PROBLEM DESCRIPTION - Gather every line of the entries that includes the word "y₂₀₂₄".

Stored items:
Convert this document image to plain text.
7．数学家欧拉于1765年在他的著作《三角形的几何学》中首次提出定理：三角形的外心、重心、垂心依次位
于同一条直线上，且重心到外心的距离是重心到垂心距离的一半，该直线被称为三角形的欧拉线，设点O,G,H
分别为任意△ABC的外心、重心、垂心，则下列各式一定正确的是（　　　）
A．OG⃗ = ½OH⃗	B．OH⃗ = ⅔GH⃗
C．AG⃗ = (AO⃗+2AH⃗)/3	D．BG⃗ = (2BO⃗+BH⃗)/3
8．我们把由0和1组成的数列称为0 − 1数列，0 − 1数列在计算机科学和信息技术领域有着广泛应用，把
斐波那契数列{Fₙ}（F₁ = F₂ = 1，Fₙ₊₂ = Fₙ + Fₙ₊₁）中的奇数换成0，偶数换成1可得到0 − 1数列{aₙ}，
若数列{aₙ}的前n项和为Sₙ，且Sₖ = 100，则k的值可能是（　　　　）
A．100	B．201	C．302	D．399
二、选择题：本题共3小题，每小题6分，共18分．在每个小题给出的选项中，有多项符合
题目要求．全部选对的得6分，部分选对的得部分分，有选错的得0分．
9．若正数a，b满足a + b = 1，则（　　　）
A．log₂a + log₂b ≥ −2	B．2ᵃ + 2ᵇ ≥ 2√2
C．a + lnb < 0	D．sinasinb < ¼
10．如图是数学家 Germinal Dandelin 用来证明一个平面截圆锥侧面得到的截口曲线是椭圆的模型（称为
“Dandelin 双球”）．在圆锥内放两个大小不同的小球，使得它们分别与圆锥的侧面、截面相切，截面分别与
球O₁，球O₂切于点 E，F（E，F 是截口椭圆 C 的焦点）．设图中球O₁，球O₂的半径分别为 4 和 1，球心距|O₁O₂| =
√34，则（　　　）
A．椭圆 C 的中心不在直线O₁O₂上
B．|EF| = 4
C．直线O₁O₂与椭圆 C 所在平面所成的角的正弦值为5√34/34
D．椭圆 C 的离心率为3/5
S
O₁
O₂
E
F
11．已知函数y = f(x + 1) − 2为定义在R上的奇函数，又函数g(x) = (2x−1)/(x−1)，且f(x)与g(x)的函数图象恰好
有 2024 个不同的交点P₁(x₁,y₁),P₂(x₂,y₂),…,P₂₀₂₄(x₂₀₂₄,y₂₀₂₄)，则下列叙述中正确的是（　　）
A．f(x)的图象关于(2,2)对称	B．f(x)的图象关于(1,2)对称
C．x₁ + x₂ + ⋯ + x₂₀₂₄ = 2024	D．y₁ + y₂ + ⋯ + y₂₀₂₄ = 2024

OUTPUT BELOW -
有 2024 个不同的交点P₁(x₁,y₁),P₂(x₂,y₂),…,P₂₀₂₄(x₂₀₂₄,y₂₀₂₄)，则下列叙述中正确的是（　　）
C．x₁ + x₂ + ⋯ + x₂₀₂₄ = 2024	D．y₁ + y₂ + ⋯ + y₂₀₂₄ = 2024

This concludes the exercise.